+++ SOURCE MATERIAL +++

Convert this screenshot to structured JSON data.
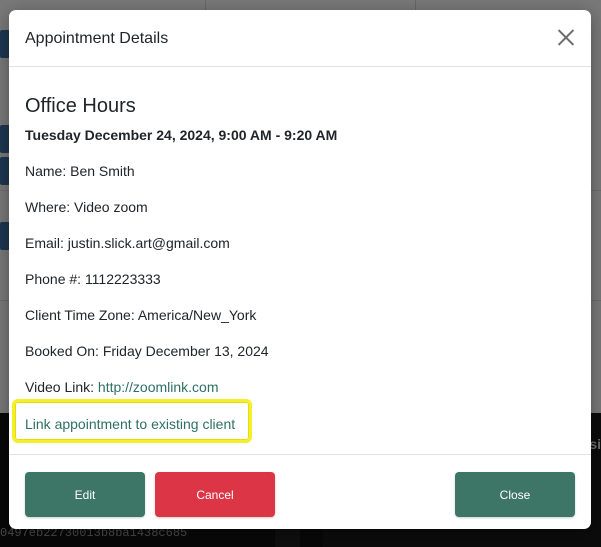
{
  "background": {
    "hash_text": "0497eb22730013b8ba1438c685",
    "peek_text": "si"
  },
  "modal": {
    "title": "Appointment Details",
    "appointment": {
      "name": "Office Hours",
      "when": "Tuesday December 24, 2024, 9:00 AM - 9:20 AM"
    },
    "fields": {
      "name": "Name: Ben Smith",
      "where": "Where: Video zoom",
      "email": "Email: justin.slick.art@gmail.com",
      "phone": "Phone #: 1112223333",
      "timezone": "Client Time Zone: America/New_York",
      "booked_on": "Booked On: Friday December 13, 2024",
      "video_label": "Video Link: ",
      "video_url": "http://zoomlink.com"
    },
    "link_existing_label": "Link appointment to existing client",
    "buttons": {
      "edit": "Edit",
      "cancel": "Cancel",
      "close": "Close"
    }
  },
  "colors": {
    "primary": "#3d7566",
    "danger": "#dc3545",
    "link": "#2e7063",
    "highlight": "#f5ef2a"
  }
}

+++

EXERCISE DIRECTIONS
Pictures excluded, quote all the data above exactly.

CORRECT OUTPUT
Convert this screenshot to structured JSON data.
{
  "background": {
    "hash_text": "0497eb22730013b8ba1438c685",
    "peek_text": "si"
  },
  "modal": {
    "title": "Appointment Details",
    "appointment": {
      "name": "Office Hours",
      "when": "Tuesday December 24, 2024, 9:00 AM - 9:20 AM"
    },
    "fields": {
      "name": "Name: Ben Smith",
      "where": "Where: Video zoom",
      "email": "Email: justin.slick.art@gmail.com",
      "phone": "Phone #: 1112223333",
      "timezone": "Client Time Zone: America/New_York",
      "booked_on": "Booked On: Friday December 13, 2024",
      "video_label": "Video Link: ",
      "video_url": "http://zoomlink.com"
    },
    "link_existing_label": "Link appointment to existing client",
    "buttons": {
      "edit": "Edit",
      "cancel": "Cancel",
      "close": "Close"
    }
  },
  "colors": {
    "primary": "#3d7566",
    "danger": "#dc3545",
    "link": "#2e7063",
    "highlight": "#f5ef2a"
  }
}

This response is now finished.